--- START OF Exercise inputs ---

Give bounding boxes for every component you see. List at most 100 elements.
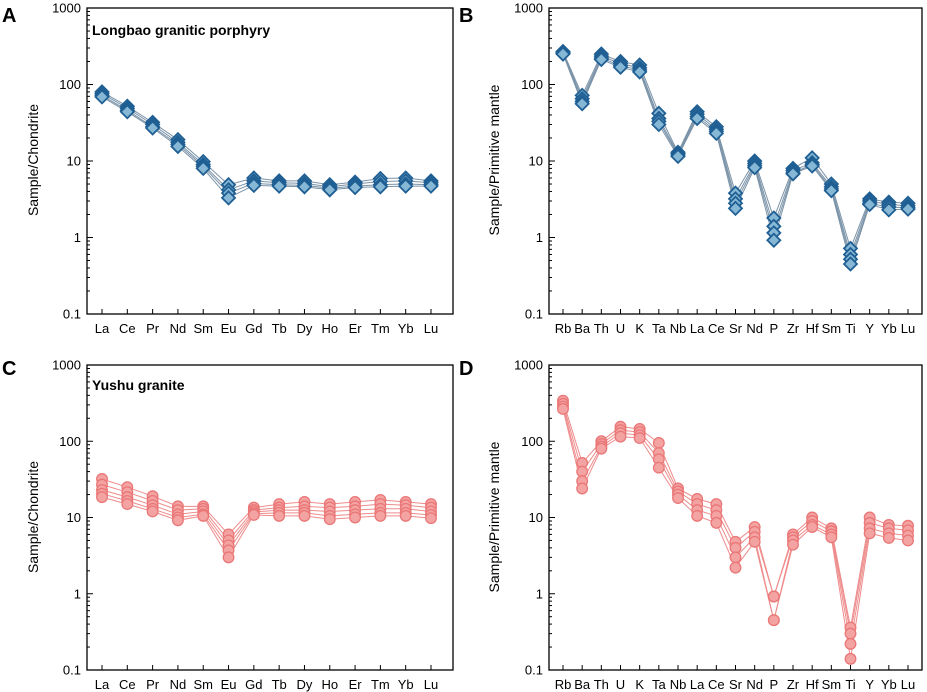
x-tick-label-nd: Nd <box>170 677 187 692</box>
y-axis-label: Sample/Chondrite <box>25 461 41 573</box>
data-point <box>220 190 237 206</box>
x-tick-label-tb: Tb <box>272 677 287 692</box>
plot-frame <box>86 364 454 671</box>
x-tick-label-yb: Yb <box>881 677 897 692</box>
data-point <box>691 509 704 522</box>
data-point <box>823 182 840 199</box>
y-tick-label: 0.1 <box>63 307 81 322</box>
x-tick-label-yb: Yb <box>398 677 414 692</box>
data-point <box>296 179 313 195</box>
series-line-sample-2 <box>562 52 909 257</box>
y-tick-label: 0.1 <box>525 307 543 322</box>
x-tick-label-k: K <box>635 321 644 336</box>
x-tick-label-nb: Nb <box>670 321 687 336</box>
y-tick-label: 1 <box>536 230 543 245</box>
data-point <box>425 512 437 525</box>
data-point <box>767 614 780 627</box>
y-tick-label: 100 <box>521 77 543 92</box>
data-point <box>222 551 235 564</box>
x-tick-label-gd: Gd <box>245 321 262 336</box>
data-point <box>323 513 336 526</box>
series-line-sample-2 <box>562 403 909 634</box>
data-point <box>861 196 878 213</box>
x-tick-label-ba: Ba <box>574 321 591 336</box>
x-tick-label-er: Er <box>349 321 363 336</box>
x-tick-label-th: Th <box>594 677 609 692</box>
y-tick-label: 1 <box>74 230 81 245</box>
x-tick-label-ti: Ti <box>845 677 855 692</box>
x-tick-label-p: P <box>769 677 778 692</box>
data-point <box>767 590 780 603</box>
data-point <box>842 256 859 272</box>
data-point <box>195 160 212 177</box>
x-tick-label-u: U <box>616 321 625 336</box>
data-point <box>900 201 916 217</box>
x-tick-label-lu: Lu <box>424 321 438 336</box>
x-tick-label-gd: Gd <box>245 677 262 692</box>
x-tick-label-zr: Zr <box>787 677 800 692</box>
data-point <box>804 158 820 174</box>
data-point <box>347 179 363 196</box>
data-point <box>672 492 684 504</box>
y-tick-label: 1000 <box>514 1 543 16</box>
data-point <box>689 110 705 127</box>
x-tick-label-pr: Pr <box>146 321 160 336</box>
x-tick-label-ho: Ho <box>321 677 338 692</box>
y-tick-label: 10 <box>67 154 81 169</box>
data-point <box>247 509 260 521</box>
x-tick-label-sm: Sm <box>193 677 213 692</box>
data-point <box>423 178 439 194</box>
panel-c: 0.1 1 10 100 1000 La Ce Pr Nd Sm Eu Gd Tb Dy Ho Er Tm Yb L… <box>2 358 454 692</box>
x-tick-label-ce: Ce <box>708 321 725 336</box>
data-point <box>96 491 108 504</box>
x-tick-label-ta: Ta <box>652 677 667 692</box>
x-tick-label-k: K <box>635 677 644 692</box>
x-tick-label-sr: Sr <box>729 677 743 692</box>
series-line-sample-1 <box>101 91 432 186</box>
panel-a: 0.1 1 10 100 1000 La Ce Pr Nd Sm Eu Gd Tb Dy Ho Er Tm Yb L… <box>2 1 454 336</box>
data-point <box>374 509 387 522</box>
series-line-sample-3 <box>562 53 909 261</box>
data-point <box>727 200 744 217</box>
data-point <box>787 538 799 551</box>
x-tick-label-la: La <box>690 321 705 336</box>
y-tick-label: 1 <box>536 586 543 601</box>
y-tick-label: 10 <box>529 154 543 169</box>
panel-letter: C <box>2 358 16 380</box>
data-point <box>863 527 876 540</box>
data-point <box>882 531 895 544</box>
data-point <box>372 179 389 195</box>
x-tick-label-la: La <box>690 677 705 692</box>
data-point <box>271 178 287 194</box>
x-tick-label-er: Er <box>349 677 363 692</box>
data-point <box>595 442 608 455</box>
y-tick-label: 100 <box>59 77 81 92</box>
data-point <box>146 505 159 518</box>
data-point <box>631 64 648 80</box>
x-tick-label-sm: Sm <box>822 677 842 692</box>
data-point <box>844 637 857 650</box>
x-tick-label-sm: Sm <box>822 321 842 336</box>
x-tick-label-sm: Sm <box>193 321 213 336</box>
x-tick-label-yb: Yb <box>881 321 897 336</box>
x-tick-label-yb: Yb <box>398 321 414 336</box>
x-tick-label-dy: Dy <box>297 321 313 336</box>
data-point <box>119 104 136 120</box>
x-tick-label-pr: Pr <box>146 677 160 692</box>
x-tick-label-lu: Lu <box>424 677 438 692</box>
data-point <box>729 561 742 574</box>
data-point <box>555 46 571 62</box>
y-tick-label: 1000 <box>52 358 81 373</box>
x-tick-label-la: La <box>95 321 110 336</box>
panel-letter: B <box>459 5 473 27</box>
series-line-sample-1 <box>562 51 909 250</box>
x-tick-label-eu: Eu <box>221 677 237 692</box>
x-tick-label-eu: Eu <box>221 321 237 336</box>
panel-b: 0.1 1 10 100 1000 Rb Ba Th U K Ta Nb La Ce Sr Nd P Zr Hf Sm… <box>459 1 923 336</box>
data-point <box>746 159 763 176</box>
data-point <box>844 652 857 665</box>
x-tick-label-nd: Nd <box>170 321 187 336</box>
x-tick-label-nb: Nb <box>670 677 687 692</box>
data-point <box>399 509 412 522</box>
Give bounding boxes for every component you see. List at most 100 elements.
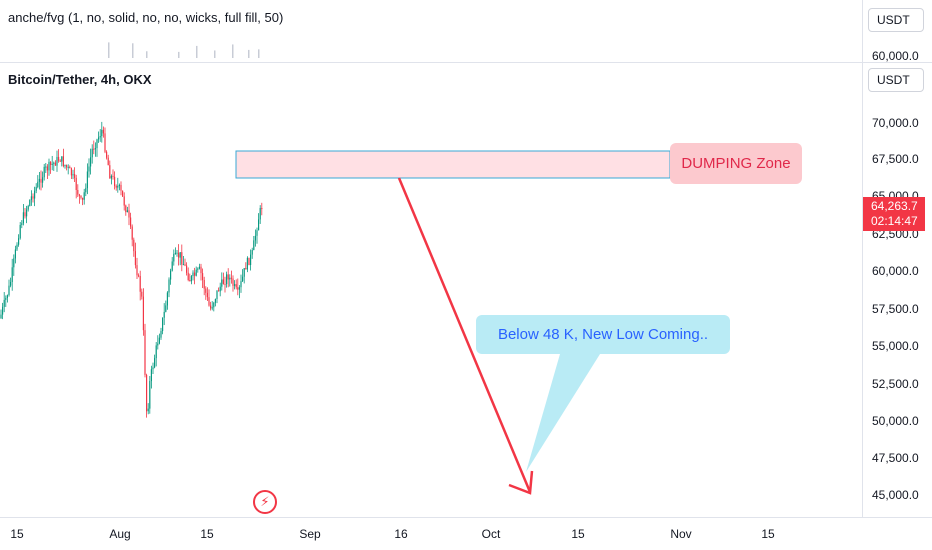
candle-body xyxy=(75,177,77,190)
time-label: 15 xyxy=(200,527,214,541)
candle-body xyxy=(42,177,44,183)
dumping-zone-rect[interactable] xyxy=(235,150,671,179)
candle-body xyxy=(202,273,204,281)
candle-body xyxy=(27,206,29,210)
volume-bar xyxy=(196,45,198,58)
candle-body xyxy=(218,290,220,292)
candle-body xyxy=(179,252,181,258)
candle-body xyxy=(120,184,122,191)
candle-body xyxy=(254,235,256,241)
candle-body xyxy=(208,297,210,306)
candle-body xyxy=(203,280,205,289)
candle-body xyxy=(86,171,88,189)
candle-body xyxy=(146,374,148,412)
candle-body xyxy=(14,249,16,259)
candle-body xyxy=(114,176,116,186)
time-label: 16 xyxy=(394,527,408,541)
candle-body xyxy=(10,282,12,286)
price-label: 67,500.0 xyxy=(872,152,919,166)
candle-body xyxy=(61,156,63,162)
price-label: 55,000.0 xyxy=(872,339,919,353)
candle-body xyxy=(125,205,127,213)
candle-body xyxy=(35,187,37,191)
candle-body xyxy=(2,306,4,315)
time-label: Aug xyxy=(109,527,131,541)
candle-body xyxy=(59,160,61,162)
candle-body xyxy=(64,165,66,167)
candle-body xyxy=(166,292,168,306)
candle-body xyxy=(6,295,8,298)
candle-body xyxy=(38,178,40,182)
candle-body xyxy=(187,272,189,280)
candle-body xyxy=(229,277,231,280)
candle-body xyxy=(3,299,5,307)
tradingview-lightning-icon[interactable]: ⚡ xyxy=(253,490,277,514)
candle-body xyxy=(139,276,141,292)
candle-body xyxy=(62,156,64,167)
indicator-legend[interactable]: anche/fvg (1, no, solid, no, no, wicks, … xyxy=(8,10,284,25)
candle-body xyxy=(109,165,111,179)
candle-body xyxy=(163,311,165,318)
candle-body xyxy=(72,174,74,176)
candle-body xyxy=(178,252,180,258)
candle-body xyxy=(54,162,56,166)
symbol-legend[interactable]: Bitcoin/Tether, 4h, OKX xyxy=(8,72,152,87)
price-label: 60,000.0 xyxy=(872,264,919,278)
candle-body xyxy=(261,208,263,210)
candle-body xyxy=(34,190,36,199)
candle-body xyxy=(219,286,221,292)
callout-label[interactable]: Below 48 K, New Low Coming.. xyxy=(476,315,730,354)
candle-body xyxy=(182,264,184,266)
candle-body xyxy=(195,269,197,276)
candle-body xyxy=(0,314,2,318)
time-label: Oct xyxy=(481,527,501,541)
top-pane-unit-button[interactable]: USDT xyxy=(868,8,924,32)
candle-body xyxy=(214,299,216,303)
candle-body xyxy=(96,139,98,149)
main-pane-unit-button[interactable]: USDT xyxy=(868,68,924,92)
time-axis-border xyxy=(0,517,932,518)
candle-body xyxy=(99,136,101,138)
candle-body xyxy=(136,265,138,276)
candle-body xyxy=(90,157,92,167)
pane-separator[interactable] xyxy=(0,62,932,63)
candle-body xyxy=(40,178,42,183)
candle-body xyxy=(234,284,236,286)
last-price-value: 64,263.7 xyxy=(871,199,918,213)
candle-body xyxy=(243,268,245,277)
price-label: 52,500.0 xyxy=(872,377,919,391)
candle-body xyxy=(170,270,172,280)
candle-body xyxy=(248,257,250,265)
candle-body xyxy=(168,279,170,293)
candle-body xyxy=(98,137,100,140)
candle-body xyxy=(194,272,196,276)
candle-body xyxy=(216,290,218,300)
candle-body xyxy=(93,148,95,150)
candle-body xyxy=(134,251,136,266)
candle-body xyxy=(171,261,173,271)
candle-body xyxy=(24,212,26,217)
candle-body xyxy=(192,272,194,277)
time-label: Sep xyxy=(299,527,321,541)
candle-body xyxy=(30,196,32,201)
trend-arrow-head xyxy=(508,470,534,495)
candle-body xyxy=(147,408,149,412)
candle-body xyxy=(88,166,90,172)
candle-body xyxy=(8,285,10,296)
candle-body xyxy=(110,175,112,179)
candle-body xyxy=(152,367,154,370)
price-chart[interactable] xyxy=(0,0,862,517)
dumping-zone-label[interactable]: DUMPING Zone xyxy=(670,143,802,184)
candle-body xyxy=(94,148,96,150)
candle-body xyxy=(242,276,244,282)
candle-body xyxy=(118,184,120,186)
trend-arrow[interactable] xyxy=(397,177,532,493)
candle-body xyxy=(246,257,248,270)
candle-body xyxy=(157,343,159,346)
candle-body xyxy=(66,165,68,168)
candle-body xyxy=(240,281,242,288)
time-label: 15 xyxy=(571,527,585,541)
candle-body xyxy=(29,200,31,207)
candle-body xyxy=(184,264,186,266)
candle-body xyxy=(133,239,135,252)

--- END OF Exercise inputs ---

> **Do this**
Copy verbatim the material starting at the line containing "x-tick-label-nd: Nd <box>170 677" and ending with the line containing "x-tick-label-gd: Gd <box>245 321", both lines included.

> **Output**
x-tick-label-nd: Nd <box>170 677 187 692</box>
y-axis-label: Sample/Chondrite <box>25 461 41 573</box>
data-point <box>220 190 237 206</box>
x-tick-label-tb: Tb <box>272 677 287 692</box>
plot-frame <box>86 364 454 671</box>
x-tick-label-yb: Yb <box>881 677 897 692</box>
data-point <box>691 509 704 522</box>
data-point <box>823 182 840 199</box>
y-tick-label: 0.1 <box>63 307 81 322</box>
x-tick-label-yb: Yb <box>398 677 414 692</box>
data-point <box>296 179 313 195</box>
series-line-sample-2 <box>562 52 909 257</box>
y-tick-label: 0.1 <box>525 307 543 322</box>
x-tick-label-k: K <box>635 321 644 336</box>
x-tick-label-nb: Nb <box>670 321 687 336</box>
y-tick-label: 1 <box>536 230 543 245</box>
data-point <box>425 512 437 525</box>
data-point <box>767 614 780 627</box>
y-tick-label: 100 <box>521 77 543 92</box>
data-point <box>222 551 235 564</box>
x-tick-label-gd: Gd <box>245 321 262 336</box>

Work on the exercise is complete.